Data excerpts
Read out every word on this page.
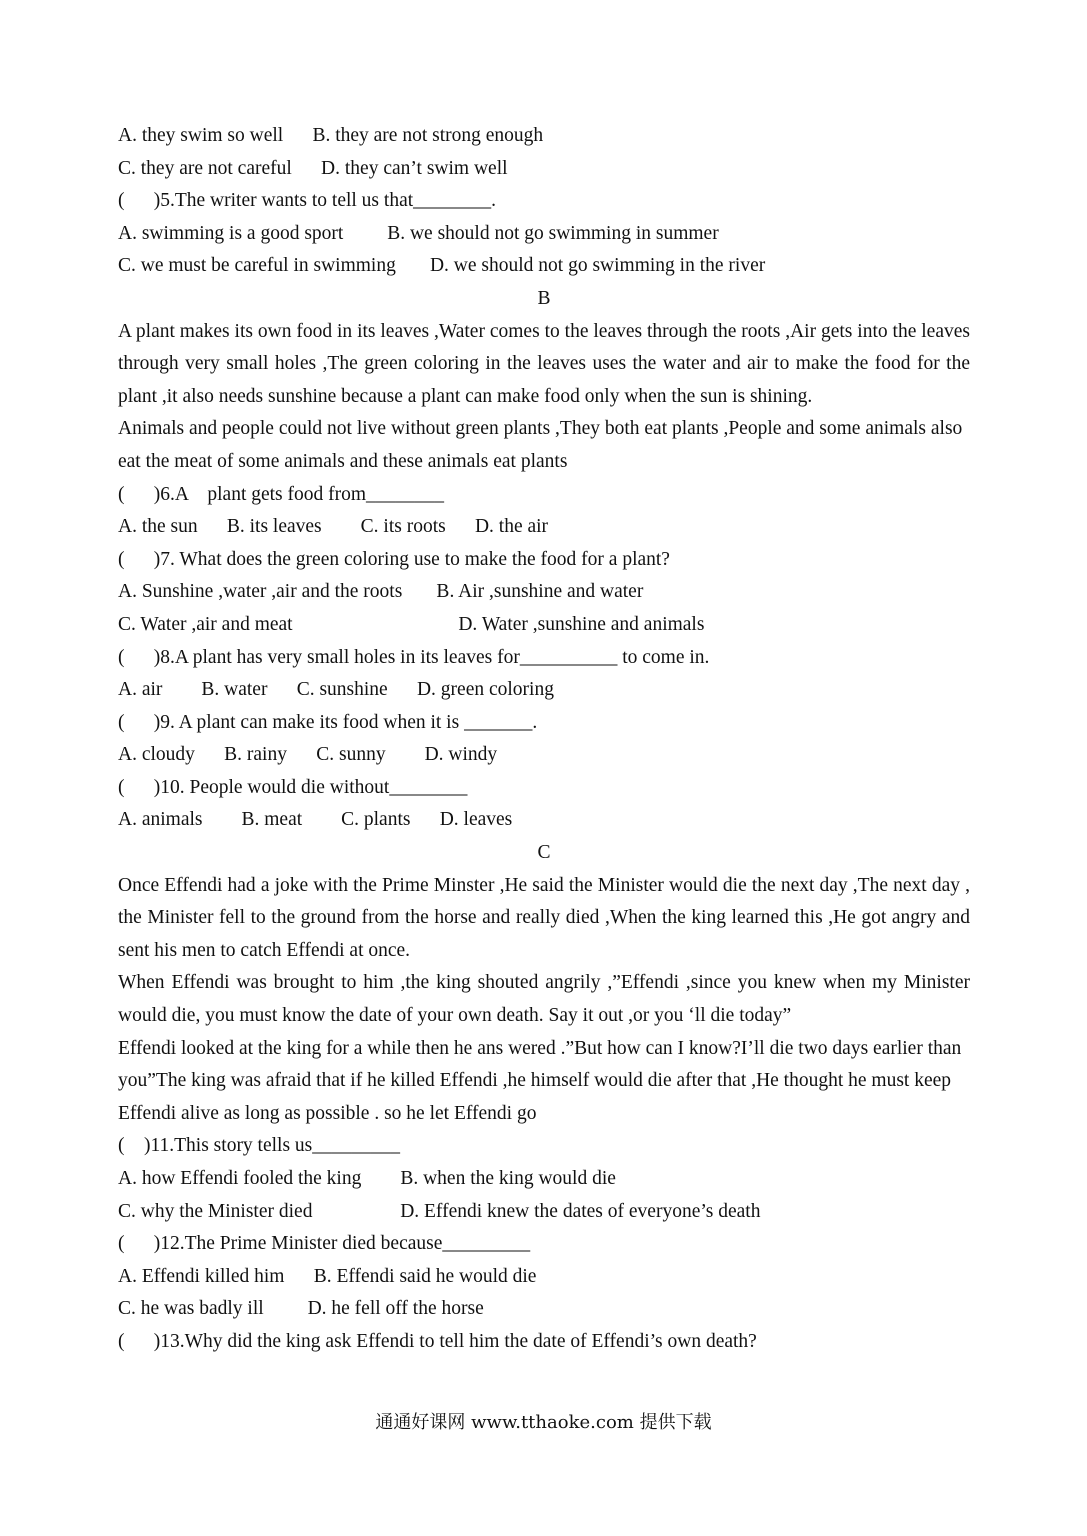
A. they swim so well      B. they are not strong enough
C. they are not careful      D. they can’t swim well
(      )5.The writer wants to tell us that________.
A. swimming is a good sport         B. we should not go swimming in summer
C. we must be careful in swimming       D. we should not go swimming in the river
B
A plant makes its own food in its leaves ,Water comes to the leaves through the roots ,Air gets into the leaves through very small holes ,The green coloring in the leaves uses the water and air to make the food for the plant ,it also needs sunshine because a plant can make food only when the sun is shining.
Animals and people could not live without green plants ,They both eat plants ,People and some animals also eat the meat of some animals and these animals eat plants
(      )6.A    plant gets food from________
A. the sun      B. its leaves        C. its roots      D. the air
(      )7. What does the green coloring use to make the food for a plant?
A. Sunshine ,water ,air and the roots       B. Air ,sunshine and water
C. Water ,air and meat                                  D. Water ,sunshine and animals
(      )8.A plant has very small holes in its leaves for__________ to come in.
A. air        B. water      C. sunshine      D. green coloring
(      )9. A plant can make its food when it is _______.
A. cloudy      B. rainy      C. sunny        D. windy
(      )10. People would die without________
A. animals        B. meat        C. plants      D. leaves
C
Once Effendi had a joke with the Prime Minster ,He said the Minister would die the next day ,The next day , the Minister fell to the ground from the horse and really died ,When the king learned this ,He got angry and sent his men to catch Effendi at once.
When Effendi was brought to him ,the king shouted angrily ,”Effendi ,since you knew when my Minister would die, you must know the date of your own death. Say it out ,or you ‘ll die today”
Effendi looked at the king for a while then he ans wered .”But how can I know?I’ll die two days earlier than you”The king was afraid that if he killed Effendi ,he himself would die after that ,He thought he must keep Effendi alive as long as possible . so he let Effendi go
(    )11.This story tells us_________
A. how Effendi fooled the king        B. when the king would die
C. why the Minister died                  D. Effendi knew the dates of everyone’s death
(      )12.The Prime Minister died because_________
A. Effendi killed him      B. Effendi said he would die
C. he was badly ill         D. he fell off the horse
(      )13.Why did the king ask Effendi to tell him the date of Effendi’s own death?
通通好课网 www.tthaoke.com 提供下载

[REQUIRED TASK]
Identify the lines in the entries above that contain "gets", then copy them out.

[COMPLETE ANSWER]
A plant makes its own food in its leaves ,Water comes to the leaves through the roots ,Air gets into the leaves through very small holes ,The green coloring in the leaves uses the water and air to make the food for the plant ,it also needs sunshine because a plant can make food only when the sun is shining.
(      )6.A    plant gets food from________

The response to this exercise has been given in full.